[Records contained in a dataset]

--

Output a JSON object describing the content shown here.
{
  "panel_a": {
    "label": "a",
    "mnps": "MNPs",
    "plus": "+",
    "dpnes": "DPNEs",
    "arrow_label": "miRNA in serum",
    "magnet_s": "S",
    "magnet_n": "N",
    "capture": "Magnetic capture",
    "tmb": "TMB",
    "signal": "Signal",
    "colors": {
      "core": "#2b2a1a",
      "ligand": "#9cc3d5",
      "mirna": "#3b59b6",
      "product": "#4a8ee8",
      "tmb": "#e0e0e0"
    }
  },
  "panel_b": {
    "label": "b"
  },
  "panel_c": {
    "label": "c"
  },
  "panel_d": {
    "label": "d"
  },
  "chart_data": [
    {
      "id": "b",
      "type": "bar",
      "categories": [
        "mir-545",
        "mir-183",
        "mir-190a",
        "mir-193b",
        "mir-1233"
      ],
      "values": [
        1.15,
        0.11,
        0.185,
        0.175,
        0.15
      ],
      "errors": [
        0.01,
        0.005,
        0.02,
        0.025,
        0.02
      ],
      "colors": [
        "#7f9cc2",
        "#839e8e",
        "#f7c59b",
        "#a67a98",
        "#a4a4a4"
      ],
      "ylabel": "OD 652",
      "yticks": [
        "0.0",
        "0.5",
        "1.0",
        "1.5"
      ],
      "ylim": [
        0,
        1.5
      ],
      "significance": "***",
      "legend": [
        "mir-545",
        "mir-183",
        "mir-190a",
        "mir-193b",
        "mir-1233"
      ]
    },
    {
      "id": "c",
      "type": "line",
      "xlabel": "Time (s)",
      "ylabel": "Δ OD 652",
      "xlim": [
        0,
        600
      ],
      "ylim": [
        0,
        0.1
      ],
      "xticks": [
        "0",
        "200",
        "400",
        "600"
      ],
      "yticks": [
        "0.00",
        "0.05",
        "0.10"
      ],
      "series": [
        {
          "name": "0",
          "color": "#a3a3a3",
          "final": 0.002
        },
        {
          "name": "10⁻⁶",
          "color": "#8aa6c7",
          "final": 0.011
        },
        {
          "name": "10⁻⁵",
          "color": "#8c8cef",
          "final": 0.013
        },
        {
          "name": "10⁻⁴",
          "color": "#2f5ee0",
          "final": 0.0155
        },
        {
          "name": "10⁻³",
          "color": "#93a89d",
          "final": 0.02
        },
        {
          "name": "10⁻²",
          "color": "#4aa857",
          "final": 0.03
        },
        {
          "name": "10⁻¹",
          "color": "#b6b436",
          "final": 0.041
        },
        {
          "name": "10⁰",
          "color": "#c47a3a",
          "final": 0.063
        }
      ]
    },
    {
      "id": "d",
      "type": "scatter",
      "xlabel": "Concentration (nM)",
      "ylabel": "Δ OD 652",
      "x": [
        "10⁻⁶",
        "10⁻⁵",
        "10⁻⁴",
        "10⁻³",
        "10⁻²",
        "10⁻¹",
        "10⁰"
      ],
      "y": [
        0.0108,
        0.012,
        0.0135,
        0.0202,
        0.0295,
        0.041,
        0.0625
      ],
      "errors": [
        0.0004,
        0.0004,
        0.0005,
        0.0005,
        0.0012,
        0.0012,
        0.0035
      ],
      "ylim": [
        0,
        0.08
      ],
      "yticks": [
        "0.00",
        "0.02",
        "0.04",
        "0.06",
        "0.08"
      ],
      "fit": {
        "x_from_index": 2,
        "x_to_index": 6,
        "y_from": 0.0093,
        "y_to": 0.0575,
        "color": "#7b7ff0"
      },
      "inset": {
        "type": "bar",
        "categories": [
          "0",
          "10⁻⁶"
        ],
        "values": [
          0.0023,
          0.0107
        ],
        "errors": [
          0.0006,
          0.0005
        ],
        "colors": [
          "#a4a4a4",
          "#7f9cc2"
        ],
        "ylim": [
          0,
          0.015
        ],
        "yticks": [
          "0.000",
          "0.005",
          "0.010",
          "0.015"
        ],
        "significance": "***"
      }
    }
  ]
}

--

What you need to do:
Pull every line containing the word "name" out of the entries above.

Answer to the task:
          "name": "0",
          "name": "10⁻⁶",
          "name": "10⁻⁵",
          "name": "10⁻⁴",
          "name": "10⁻³",
          "name": "10⁻²",
          "name": "10⁻¹",
          "name": "10⁰",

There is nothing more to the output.